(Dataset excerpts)
########

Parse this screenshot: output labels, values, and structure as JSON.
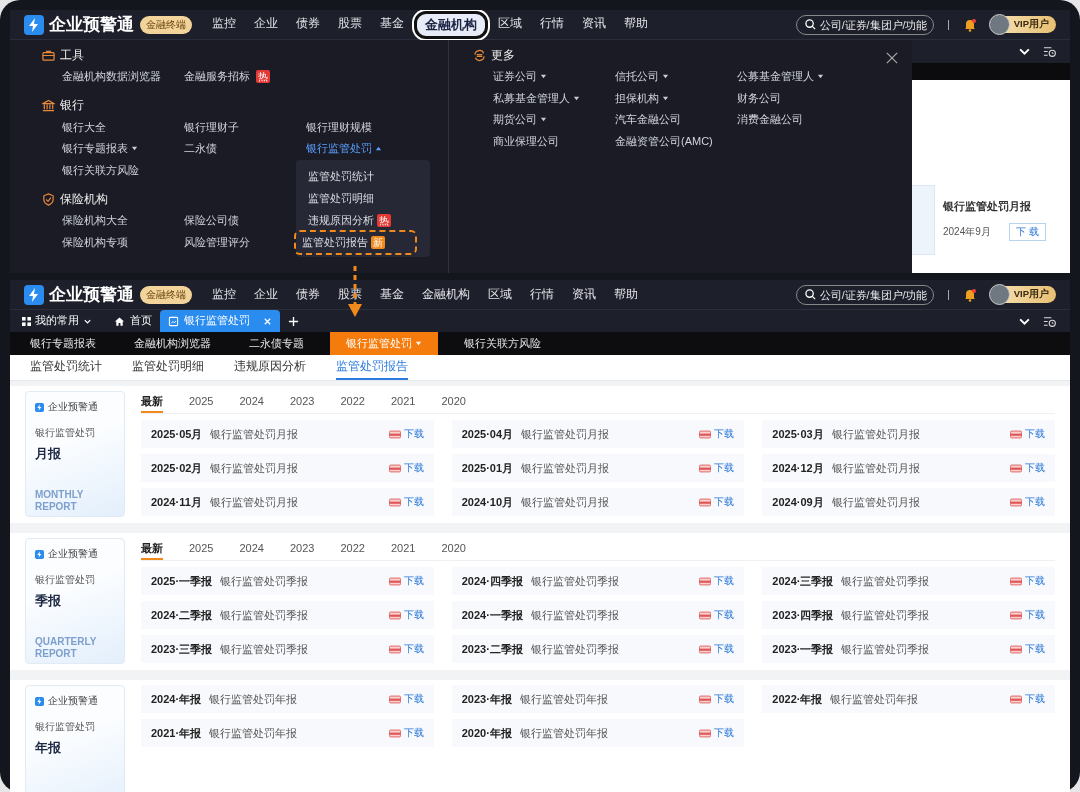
{
  "screens": [
    {
      "header": {
        "logo_text": "企业预警通",
        "badge": "金融终端",
        "nav": [
          {
            "label": "监控",
            "selected": false
          },
          {
            "label": "企业",
            "selected": false
          },
          {
            "label": "债券",
            "selected": false
          },
          {
            "label": "股票",
            "selected": false
          },
          {
            "label": "基金",
            "selected": false
          },
          {
            "label": "金融机构",
            "selected": true
          },
          {
            "label": "区域",
            "selected": false
          },
          {
            "label": "行情",
            "selected": false
          },
          {
            "label": "资讯",
            "selected": false
          },
          {
            "label": "帮助",
            "selected": false
          }
        ],
        "search_placeholder": "公司/证券/集团户/功能",
        "unread": true,
        "user": "VIP用户"
      },
      "mega_menu": {
        "groups": [
          {
            "kind": "tools",
            "title": "工具",
            "rows": [
              [
                {
                  "label": "金融机构数据浏览器",
                  "dropdown": false,
                  "expanded": false
                },
                {
                  "label": "金融服务招标",
                  "dropdown": false,
                  "expanded": false,
                  "badge": {
                    "text": "热",
                    "kind": "hot"
                  }
                }
              ]
            ]
          },
          {
            "kind": "bank",
            "title": "银行",
            "rows": [
              [
                {
                  "label": "银行大全",
                  "dropdown": false,
                  "expanded": false
                },
                {
                  "label": "银行理财子",
                  "dropdown": false,
                  "expanded": false
                },
                {
                  "label": "银行理财规模",
                  "dropdown": false,
                  "expanded": false
                }
              ],
              [
                {
                  "label": "银行专题报表",
                  "dropdown": true,
                  "expanded": false
                },
                {
                  "label": "二永债",
                  "dropdown": false,
                  "expanded": false
                },
                {
                  "label": "银行监管处罚",
                  "dropdown": true,
                  "expanded": true,
                  "submenu": [
                    {
                      "label": "监管处罚统计",
                      "highlighted": false
                    },
                    {
                      "label": "监管处罚明细",
                      "highlighted": false
                    },
                    {
                      "label": "违规原因分析",
                      "highlighted": false,
                      "badge": {
                        "text": "热",
                        "kind": "hot"
                      }
                    },
                    {
                      "label": "监管处罚报告",
                      "highlighted": true,
                      "badge": {
                        "text": "新",
                        "kind": "new"
                      }
                    }
                  ]
                }
              ],
              [
                {
                  "label": "银行关联方风险",
                  "dropdown": false,
                  "expanded": false
                }
              ]
            ]
          },
          {
            "kind": "insurance",
            "title": "保险机构",
            "rows": [
              [
                {
                  "label": "保险机构大全",
                  "dropdown": false,
                  "expanded": false
                },
                {
                  "label": "保险公司债",
                  "dropdown": false,
                  "expanded": false
                }
              ],
              [
                {
                  "label": "保险机构专项",
                  "dropdown": false,
                  "expanded": false
                },
                {
                  "label": "风险管理评分",
                  "dropdown": false,
                  "expanded": false
                }
              ]
            ]
          }
        ],
        "more": {
          "title": "更多",
          "rows": [
            [
              {
                "label": "证券公司",
                "dropdown": true,
                "expanded": false
              },
              {
                "label": "信托公司",
                "dropdown": true,
                "expanded": false
              },
              {
                "label": "公募基金管理人",
                "dropdown": true,
                "expanded": false
              }
            ],
            [
              {
                "label": "私募基金管理人",
                "dropdown": true,
                "expanded": false
              },
              {
                "label": "担保机构",
                "dropdown": true,
                "expanded": false
              },
              {
                "label": "财务公司",
                "dropdown": false,
                "expanded": false
              }
            ],
            [
              {
                "label": "期货公司",
                "dropdown": true,
                "expanded": false
              },
              {
                "label": "汽车金融公司",
                "dropdown": false,
                "expanded": false
              },
              {
                "label": "消费金融公司",
                "dropdown": false,
                "expanded": false
              }
            ],
            [
              {
                "label": "商业保理公司",
                "dropdown": false,
                "expanded": false
              },
              {
                "label": "金融资管公司(AMC)",
                "dropdown": false,
                "expanded": false
              }
            ]
          ]
        }
      },
      "peek": {
        "title": "银行监管处罚月报",
        "date": "2024年9月",
        "button": "下 载"
      }
    },
    {
      "header": {
        "logo_text": "企业预警通",
        "badge": "金融终端",
        "nav": [
          {
            "label": "监控",
            "selected": false
          },
          {
            "label": "企业",
            "selected": false
          },
          {
            "label": "债券",
            "selected": false
          },
          {
            "label": "股票",
            "selected": false
          },
          {
            "label": "基金",
            "selected": false
          },
          {
            "label": "金融机构",
            "selected": false
          },
          {
            "label": "区域",
            "selected": false
          },
          {
            "label": "行情",
            "selected": false
          },
          {
            "label": "资讯",
            "selected": false
          },
          {
            "label": "帮助",
            "selected": false
          }
        ],
        "search_placeholder": "公司/证券/集团户/功能",
        "unread": true,
        "user": "VIP用户"
      },
      "tabbar": {
        "favorites": "我的常用",
        "tabs": [
          {
            "label": "首页",
            "kind": "home",
            "selected": false
          },
          {
            "label": "银行监管处罚",
            "kind": "page",
            "selected": true
          }
        ]
      },
      "subnav": [
        {
          "label": "银行专题报表",
          "selected": false,
          "dropdown": false
        },
        {
          "label": "金融机构浏览器",
          "selected": false,
          "dropdown": false
        },
        {
          "label": "二永债专题",
          "selected": false,
          "dropdown": false
        },
        {
          "label": "银行监管处罚",
          "selected": true,
          "dropdown": true
        },
        {
          "label": "银行关联方风险",
          "selected": false,
          "dropdown": false
        }
      ],
      "subtabs": [
        {
          "label": "监管处罚统计",
          "selected": false
        },
        {
          "label": "监管处罚明细",
          "selected": false
        },
        {
          "label": "违规原因分析",
          "selected": false
        },
        {
          "label": "监管处罚报告",
          "selected": true
        }
      ],
      "sections": [
        {
          "cover": {
            "brand": "企业预警通",
            "title": "银行监管处罚",
            "report_type": "月报",
            "english": "MONTHLY REPORT"
          },
          "years": [
            {
              "label": "最新",
              "selected": true
            },
            {
              "label": "2025",
              "selected": false
            },
            {
              "label": "2024",
              "selected": false
            },
            {
              "label": "2023",
              "selected": false
            },
            {
              "label": "2022",
              "selected": false
            },
            {
              "label": "2021",
              "selected": false
            },
            {
              "label": "2020",
              "selected": false
            }
          ],
          "reports": [
            {
              "period": "2025·05月",
              "title": "银行监管处罚月报",
              "action": "下载"
            },
            {
              "period": "2025·04月",
              "title": "银行监管处罚月报",
              "action": "下载"
            },
            {
              "period": "2025·03月",
              "title": "银行监管处罚月报",
              "action": "下载"
            },
            {
              "period": "2025·02月",
              "title": "银行监管处罚月报",
              "action": "下载"
            },
            {
              "period": "2025·01月",
              "title": "银行监管处罚月报",
              "action": "下载"
            },
            {
              "period": "2024·12月",
              "title": "银行监管处罚月报",
              "action": "下载"
            },
            {
              "period": "2024·11月",
              "title": "银行监管处罚月报",
              "action": "下载"
            },
            {
              "period": "2024·10月",
              "title": "银行监管处罚月报",
              "action": "下载"
            },
            {
              "period": "2024·09月",
              "title": "银行监管处罚月报",
              "action": "下载"
            }
          ]
        },
        {
          "cover": {
            "brand": "企业预警通",
            "title": "银行监管处罚",
            "report_type": "季报",
            "english": "QUARTERLY REPORT"
          },
          "years": [
            {
              "label": "最新",
              "selected": true
            },
            {
              "label": "2025",
              "selected": false
            },
            {
              "label": "2024",
              "selected": false
            },
            {
              "label": "2023",
              "selected": false
            },
            {
              "label": "2022",
              "selected": false
            },
            {
              "label": "2021",
              "selected": false
            },
            {
              "label": "2020",
              "selected": false
            }
          ],
          "reports": [
            {
              "period": "2025·一季报",
              "title": "银行监管处罚季报",
              "action": "下载"
            },
            {
              "period": "2024·四季报",
              "title": "银行监管处罚季报",
              "action": "下载"
            },
            {
              "period": "2024·三季报",
              "title": "银行监管处罚季报",
              "action": "下载"
            },
            {
              "period": "2024·二季报",
              "title": "银行监管处罚季报",
              "action": "下载"
            },
            {
              "period": "2024·一季报",
              "title": "银行监管处罚季报",
              "action": "下载"
            },
            {
              "period": "2023·四季报",
              "title": "银行监管处罚季报",
              "action": "下载"
            },
            {
              "period": "2023·三季报",
              "title": "银行监管处罚季报",
              "action": "下载"
            },
            {
              "period": "2023·二季报",
              "title": "银行监管处罚季报",
              "action": "下载"
            },
            {
              "period": "2023·一季报",
              "title": "银行监管处罚季报",
              "action": "下载"
            }
          ]
        },
        {
          "cover": {
            "brand": "企业预警通",
            "title": "银行监管处罚",
            "report_type": "年报"
          },
          "reports": [
            {
              "period": "2024·年报",
              "title": "银行监管处罚年报",
              "action": "下载"
            },
            {
              "period": "2023·年报",
              "title": "银行监管处罚年报",
              "action": "下载"
            },
            {
              "period": "2022·年报",
              "title": "银行监管处罚年报",
              "action": "下载"
            },
            {
              "period": "2021·年报",
              "title": "银行监管处罚年报",
              "action": "下载"
            },
            {
              "period": "2020·年报",
              "title": "银行监管处罚年报",
              "action": "下载"
            }
          ]
        }
      ]
    }
  ]
}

########

* **THE TASK**:
All lines above containing the string "highlighted" are to be collected.

* **RIGHT ANSWER**:
                      "highlighted": false
                      "highlighted": false
                      "highlighted": false,
                      "highlighted": true,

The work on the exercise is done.